■ Problem statement ■
Rewrite the lines below, changing every "text-segment" to "text-span". Leave everything else as it is.

■ Given records ■
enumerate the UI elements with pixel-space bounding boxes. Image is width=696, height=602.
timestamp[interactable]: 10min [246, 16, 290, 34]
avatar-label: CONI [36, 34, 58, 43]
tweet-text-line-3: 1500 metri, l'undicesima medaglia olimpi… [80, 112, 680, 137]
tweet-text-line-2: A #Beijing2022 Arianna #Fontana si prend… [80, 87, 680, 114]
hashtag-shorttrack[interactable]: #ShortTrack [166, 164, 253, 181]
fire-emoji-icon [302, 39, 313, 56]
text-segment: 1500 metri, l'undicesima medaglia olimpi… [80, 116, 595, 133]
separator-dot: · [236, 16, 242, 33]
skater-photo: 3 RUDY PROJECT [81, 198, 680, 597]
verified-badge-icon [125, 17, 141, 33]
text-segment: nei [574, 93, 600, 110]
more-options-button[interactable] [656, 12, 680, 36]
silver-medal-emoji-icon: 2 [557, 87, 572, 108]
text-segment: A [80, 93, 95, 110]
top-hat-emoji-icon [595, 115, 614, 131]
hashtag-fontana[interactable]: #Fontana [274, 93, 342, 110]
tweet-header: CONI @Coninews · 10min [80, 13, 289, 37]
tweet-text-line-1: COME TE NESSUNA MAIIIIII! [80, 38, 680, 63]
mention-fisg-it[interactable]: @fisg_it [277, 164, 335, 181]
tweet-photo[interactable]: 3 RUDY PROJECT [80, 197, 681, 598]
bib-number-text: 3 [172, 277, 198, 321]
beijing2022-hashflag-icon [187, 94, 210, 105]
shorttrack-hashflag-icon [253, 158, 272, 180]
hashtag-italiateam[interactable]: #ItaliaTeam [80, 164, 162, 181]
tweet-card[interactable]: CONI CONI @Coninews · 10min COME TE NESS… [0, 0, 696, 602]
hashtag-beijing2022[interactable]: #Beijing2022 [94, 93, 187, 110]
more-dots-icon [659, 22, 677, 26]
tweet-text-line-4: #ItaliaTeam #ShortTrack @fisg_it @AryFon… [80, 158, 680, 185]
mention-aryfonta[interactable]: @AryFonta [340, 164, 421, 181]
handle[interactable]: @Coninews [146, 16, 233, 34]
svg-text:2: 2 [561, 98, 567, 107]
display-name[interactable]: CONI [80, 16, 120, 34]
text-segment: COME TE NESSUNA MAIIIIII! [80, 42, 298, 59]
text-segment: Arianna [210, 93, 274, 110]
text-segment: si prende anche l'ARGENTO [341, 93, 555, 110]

■ Result for this exercise ■
enumerate the UI elements with pixel-space bounding boxes. Image is width=696, height=602.
timestamp[interactable]: 10min [246, 16, 290, 34]
avatar-label: CONI [36, 34, 58, 43]
tweet-text-line-3: 1500 metri, l'undicesima medaglia olimpi… [80, 112, 680, 137]
tweet-text-line-2: A #Beijing2022 Arianna #Fontana si prend… [80, 87, 680, 114]
hashtag-shorttrack[interactable]: #ShortTrack [166, 164, 253, 181]
fire-emoji-icon [302, 39, 313, 56]
text-span: 1500 metri, l'undicesima medaglia olimpi… [80, 116, 595, 133]
separator-dot: · [236, 16, 242, 33]
skater-photo: 3 RUDY PROJECT [81, 198, 680, 597]
verified-badge-icon [125, 17, 141, 33]
text-span: nei [574, 93, 600, 110]
more-options-button[interactable] [656, 12, 680, 36]
silver-medal-emoji-icon: 2 [557, 87, 572, 108]
text-span: A [80, 93, 95, 110]
top-hat-emoji-icon [595, 115, 614, 131]
hashtag-fontana[interactable]: #Fontana [274, 93, 342, 110]
tweet-header: CONI @Coninews · 10min [80, 13, 289, 37]
tweet-text-line-1: COME TE NESSUNA MAIIIIII! [80, 38, 680, 63]
mention-fisg-it[interactable]: @fisg_it [277, 164, 335, 181]
tweet-photo[interactable]: 3 RUDY PROJECT [80, 197, 681, 598]
bib-number-text: 3 [172, 277, 198, 321]
beijing2022-hashflag-icon [187, 94, 210, 105]
shorttrack-hashflag-icon [253, 158, 272, 180]
hashtag-italiateam[interactable]: #ItaliaTeam [80, 164, 162, 181]
tweet-card[interactable]: CONI CONI @Coninews · 10min COME TE NESS… [0, 0, 696, 602]
hashtag-beijing2022[interactable]: #Beijing2022 [94, 93, 187, 110]
more-dots-icon [659, 22, 677, 26]
tweet-text-line-4: #ItaliaTeam #ShortTrack @fisg_it @AryFon… [80, 158, 680, 185]
mention-aryfonta[interactable]: @AryFonta [340, 164, 421, 181]
handle[interactable]: @Coninews [146, 16, 233, 34]
svg-text:2: 2 [561, 98, 567, 107]
display-name[interactable]: CONI [80, 16, 120, 34]
text-span: COME TE NESSUNA MAIIIIII! [80, 42, 298, 59]
text-span: Arianna [210, 93, 274, 110]
text-span: si prende anche l'ARGENTO [341, 93, 555, 110]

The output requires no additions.